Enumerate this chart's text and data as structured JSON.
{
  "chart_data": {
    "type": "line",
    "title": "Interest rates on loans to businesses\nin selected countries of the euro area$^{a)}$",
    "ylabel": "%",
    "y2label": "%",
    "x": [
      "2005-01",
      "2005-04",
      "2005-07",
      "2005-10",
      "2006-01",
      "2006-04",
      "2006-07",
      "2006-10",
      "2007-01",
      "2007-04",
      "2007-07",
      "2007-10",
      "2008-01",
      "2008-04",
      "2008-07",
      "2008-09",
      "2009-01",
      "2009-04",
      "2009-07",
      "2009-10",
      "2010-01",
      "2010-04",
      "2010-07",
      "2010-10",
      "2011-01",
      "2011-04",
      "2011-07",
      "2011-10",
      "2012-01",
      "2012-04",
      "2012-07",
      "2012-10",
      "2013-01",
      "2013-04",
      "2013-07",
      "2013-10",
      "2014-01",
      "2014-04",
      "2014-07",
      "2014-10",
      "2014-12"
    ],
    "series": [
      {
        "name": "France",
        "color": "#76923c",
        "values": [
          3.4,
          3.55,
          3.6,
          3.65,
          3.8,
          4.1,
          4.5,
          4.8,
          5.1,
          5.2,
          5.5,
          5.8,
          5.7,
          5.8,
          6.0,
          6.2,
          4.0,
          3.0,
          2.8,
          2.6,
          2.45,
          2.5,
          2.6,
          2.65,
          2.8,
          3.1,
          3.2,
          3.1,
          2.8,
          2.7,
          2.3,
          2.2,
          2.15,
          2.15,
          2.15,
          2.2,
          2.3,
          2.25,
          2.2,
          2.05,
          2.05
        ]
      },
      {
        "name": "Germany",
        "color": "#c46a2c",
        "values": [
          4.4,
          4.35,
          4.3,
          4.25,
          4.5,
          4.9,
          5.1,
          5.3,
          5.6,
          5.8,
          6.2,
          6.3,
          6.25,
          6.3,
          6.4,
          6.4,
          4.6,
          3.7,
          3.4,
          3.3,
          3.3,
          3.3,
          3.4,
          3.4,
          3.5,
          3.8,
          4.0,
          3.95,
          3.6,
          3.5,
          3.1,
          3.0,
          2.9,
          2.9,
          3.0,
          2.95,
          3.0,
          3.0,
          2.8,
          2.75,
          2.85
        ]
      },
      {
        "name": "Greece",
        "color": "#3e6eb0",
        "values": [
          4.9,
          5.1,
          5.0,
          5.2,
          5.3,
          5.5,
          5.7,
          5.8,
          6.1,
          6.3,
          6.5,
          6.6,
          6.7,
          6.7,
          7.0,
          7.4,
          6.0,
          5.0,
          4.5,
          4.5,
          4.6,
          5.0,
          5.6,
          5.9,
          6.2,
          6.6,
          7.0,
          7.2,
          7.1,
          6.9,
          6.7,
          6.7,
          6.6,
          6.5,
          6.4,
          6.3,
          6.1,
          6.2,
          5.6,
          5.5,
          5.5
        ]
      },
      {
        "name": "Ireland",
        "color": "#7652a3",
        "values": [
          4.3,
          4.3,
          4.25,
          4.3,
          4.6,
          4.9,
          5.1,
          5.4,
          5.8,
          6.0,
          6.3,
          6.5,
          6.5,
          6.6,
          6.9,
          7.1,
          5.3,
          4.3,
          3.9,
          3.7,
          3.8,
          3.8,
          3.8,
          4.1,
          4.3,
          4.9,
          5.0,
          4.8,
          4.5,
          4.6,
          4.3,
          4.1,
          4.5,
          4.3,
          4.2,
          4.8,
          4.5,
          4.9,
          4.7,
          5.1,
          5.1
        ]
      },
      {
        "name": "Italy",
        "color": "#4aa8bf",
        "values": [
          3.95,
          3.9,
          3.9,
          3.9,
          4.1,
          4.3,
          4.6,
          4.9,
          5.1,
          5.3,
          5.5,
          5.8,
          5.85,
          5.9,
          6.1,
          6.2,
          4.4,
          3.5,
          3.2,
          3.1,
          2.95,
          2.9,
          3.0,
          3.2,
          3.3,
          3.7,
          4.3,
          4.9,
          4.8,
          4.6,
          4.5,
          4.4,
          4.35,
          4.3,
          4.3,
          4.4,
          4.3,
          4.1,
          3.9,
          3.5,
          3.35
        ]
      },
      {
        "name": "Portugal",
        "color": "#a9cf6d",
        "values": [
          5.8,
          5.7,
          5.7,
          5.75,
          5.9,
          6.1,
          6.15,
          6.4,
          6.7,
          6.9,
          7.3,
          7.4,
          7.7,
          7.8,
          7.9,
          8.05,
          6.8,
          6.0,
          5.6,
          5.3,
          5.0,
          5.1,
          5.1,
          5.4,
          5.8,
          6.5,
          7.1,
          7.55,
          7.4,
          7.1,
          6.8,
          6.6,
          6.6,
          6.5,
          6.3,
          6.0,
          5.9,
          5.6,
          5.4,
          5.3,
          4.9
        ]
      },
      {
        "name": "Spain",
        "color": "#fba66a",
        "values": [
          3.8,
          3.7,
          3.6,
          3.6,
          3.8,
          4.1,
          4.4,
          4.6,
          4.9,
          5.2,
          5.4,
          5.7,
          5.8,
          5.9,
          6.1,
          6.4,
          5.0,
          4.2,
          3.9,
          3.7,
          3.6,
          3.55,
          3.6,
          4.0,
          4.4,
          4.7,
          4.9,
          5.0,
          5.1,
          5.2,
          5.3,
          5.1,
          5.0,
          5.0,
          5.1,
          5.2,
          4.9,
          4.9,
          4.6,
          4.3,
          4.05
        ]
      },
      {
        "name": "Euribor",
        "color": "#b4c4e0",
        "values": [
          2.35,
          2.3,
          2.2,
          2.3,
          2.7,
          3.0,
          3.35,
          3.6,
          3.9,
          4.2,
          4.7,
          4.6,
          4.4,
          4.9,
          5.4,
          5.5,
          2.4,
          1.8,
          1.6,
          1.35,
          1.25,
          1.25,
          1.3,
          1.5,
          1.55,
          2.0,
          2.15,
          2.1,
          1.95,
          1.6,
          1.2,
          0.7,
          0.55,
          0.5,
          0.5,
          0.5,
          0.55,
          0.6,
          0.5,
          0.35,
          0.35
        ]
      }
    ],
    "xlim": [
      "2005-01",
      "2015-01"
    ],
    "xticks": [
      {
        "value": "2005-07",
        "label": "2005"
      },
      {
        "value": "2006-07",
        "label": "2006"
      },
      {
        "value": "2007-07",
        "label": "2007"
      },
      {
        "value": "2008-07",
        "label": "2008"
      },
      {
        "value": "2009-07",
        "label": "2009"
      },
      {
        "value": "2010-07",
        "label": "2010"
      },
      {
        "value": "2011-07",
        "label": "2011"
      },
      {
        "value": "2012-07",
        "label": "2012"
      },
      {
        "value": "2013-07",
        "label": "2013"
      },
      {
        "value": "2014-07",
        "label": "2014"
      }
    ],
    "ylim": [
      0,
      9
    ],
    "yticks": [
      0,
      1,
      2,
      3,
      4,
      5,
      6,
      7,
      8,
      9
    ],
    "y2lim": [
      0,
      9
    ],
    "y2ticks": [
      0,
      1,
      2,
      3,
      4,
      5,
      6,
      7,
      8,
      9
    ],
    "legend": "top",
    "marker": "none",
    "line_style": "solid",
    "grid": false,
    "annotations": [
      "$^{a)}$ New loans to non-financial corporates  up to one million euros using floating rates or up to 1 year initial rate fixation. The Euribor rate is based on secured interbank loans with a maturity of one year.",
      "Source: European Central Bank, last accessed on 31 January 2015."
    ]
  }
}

========================================================================

EXERCISE REQUIREMENTS - Copy out the full listing exactly.

EXERCISE RESPONSE -
Enumerate this chart's text and data as structured JSON.
{
  "chart_data": {
    "type": "line",
    "title": "Interest rates on loans to businesses\nin selected countries of the euro area$^{a)}$",
    "ylabel": "%",
    "y2label": "%",
    "x": [
      "2005-01",
      "2005-04",
      "2005-07",
      "2005-10",
      "2006-01",
      "2006-04",
      "2006-07",
      "2006-10",
      "2007-01",
      "2007-04",
      "2007-07",
      "2007-10",
      "2008-01",
      "2008-04",
      "2008-07",
      "2008-09",
      "2009-01",
      "2009-04",
      "2009-07",
      "2009-10",
      "2010-01",
      "2010-04",
      "2010-07",
      "2010-10",
      "2011-01",
      "2011-04",
      "2011-07",
      "2011-10",
      "2012-01",
      "2012-04",
      "2012-07",
      "2012-10",
      "2013-01",
      "2013-04",
      "2013-07",
      "2013-10",
      "2014-01",
      "2014-04",
      "2014-07",
      "2014-10",
      "2014-12"
    ],
    "series": [
      {
        "name": "France",
        "color": "#76923c",
        "values": [
          3.4,
          3.55,
          3.6,
          3.65,
          3.8,
          4.1,
          4.5,
          4.8,
          5.1,
          5.2,
          5.5,
          5.8,
          5.7,
          5.8,
          6.0,
          6.2,
          4.0,
          3.0,
          2.8,
          2.6,
          2.45,
          2.5,
          2.6,
          2.65,
          2.8,
          3.1,
          3.2,
          3.1,
          2.8,
          2.7,
          2.3,
          2.2,
          2.15,
          2.15,
          2.15,
          2.2,
          2.3,
          2.25,
          2.2,
          2.05,
          2.05
        ]
      },
      {
        "name": "Germany",
        "color": "#c46a2c",
        "values": [
          4.4,
          4.35,
          4.3,
          4.25,
          4.5,
          4.9,
          5.1,
          5.3,
          5.6,
          5.8,
          6.2,
          6.3,
          6.25,
          6.3,
          6.4,
          6.4,
          4.6,
          3.7,
          3.4,
          3.3,
          3.3,
          3.3,
          3.4,
          3.4,
          3.5,
          3.8,
          4.0,
          3.95,
          3.6,
          3.5,
          3.1,
          3.0,
          2.9,
          2.9,
          3.0,
          2.95,
          3.0,
          3.0,
          2.8,
          2.75,
          2.85
        ]
      },
      {
        "name": "Greece",
        "color": "#3e6eb0",
        "values": [
          4.9,
          5.1,
          5.0,
          5.2,
          5.3,
          5.5,
          5.7,
          5.8,
          6.1,
          6.3,
          6.5,
          6.6,
          6.7,
          6.7,
          7.0,
          7.4,
          6.0,
          5.0,
          4.5,
          4.5,
          4.6,
          5.0,
          5.6,
          5.9,
          6.2,
          6.6,
          7.0,
          7.2,
          7.1,
          6.9,
          6.7,
          6.7,
          6.6,
          6.5,
          6.4,
          6.3,
          6.1,
          6.2,
          5.6,
          5.5,
          5.5
        ]
      },
      {
        "name": "Ireland",
        "color": "#7652a3",
        "values": [
          4.3,
          4.3,
          4.25,
          4.3,
          4.6,
          4.9,
          5.1,
          5.4,
          5.8,
          6.0,
          6.3,
          6.5,
          6.5,
          6.6,
          6.9,
          7.1,
          5.3,
          4.3,
          3.9,
          3.7,
          3.8,
          3.8,
          3.8,
          4.1,
          4.3,
          4.9,
          5.0,
          4.8,
          4.5,
          4.6,
          4.3,
          4.1,
          4.5,
          4.3,
          4.2,
          4.8,
          4.5,
          4.9,
          4.7,
          5.1,
          5.1
        ]
      },
      {
        "name": "Italy",
        "color": "#4aa8bf",
        "values": [
          3.95,
          3.9,
          3.9,
          3.9,
          4.1,
          4.3,
          4.6,
          4.9,
          5.1,
          5.3,
          5.5,
          5.8,
          5.85,
          5.9,
          6.1,
          6.2,
          4.4,
          3.5,
          3.2,
          3.1,
          2.95,
          2.9,
          3.0,
          3.2,
          3.3,
          3.7,
          4.3,
          4.9,
          4.8,
          4.6,
          4.5,
          4.4,
          4.35,
          4.3,
          4.3,
          4.4,
          4.3,
          4.1,
          3.9,
          3.5,
          3.35
        ]
      },
      {
        "name": "Portugal",
        "color": "#a9cf6d",
        "values": [
          5.8,
          5.7,
          5.7,
          5.75,
          5.9,
          6.1,
          6.15,
          6.4,
          6.7,
          6.9,
          7.3,
          7.4,
          7.7,
          7.8,
          7.9,
          8.05,
          6.8,
          6.0,
          5.6,
          5.3,
          5.0,
          5.1,
          5.1,
          5.4,
          5.8,
          6.5,
          7.1,
          7.55,
          7.4,
          7.1,
          6.8,
          6.6,
          6.6,
          6.5,
          6.3,
          6.0,
          5.9,
          5.6,
          5.4,
          5.3,
          4.9
        ]
      },
      {
        "name": "Spain",
        "color": "#fba66a",
        "values": [
          3.8,
          3.7,
          3.6,
          3.6,
          3.8,
          4.1,
          4.4,
          4.6,
          4.9,
          5.2,
          5.4,
          5.7,
          5.8,
          5.9,
          6.1,
          6.4,
          5.0,
          4.2,
          3.9,
          3.7,
          3.6,
          3.55,
          3.6,
          4.0,
          4.4,
          4.7,
          4.9,
          5.0,
          5.1,
          5.2,
          5.3,
          5.1,
          5.0,
          5.0,
          5.1,
          5.2,
          4.9,
          4.9,
          4.6,
          4.3,
          4.05
        ]
      },
      {
        "name": "Euribor",
        "color": "#b4c4e0",
        "values": [
          2.35,
          2.3,
          2.2,
          2.3,
          2.7,
          3.0,
          3.35,
          3.6,
          3.9,
          4.2,
          4.7,
          4.6,
          4.4,
          4.9,
          5.4,
          5.5,
          2.4,
          1.8,
          1.6,
          1.35,
          1.25,
          1.25,
          1.3,
          1.5,
          1.55,
          2.0,
          2.15,
          2.1,
          1.95,
          1.6,
          1.2,
          0.7,
          0.55,
          0.5,
          0.5,
          0.5,
          0.55,
          0.6,
          0.5,
          0.35,
          0.35
        ]
      }
    ],
    "xlim": [
      "2005-01",
      "2015-01"
    ],
    "xticks": [
      {
        "value": "2005-07",
        "label": "2005"
      },
      {
        "value": "2006-07",
        "label": "2006"
      },
      {
        "value": "2007-07",
        "label": "2007"
      },
      {
        "value": "2008-07",
        "label": "2008"
      },
      {
        "value": "2009-07",
        "label": "2009"
      },
      {
        "value": "2010-07",
        "label": "2010"
      },
      {
        "value": "2011-07",
        "label": "2011"
      },
      {
        "value": "2012-07",
        "label": "2012"
      },
      {
        "value": "2013-07",
        "label": "2013"
      },
      {
        "value": "2014-07",
        "label": "2014"
      }
    ],
    "ylim": [
      0,
      9
    ],
    "yticks": [
      0,
      1,
      2,
      3,
      4,
      5,
      6,
      7,
      8,
      9
    ],
    "y2lim": [
      0,
      9
    ],
    "y2ticks": [
      0,
      1,
      2,
      3,
      4,
      5,
      6,
      7,
      8,
      9
    ],
    "legend": "top",
    "marker": "none",
    "line_style": "solid",
    "grid": false,
    "annotations": [
      "$^{a)}$ New loans to non-financial corporates  up to one million euros using floating rates or up to 1 year initial rate fixation. The Euribor rate is based on secured interbank loans with a maturity of one year.",
      "Source: European Central Bank, last accessed on 31 January 2015."
    ]
  }
}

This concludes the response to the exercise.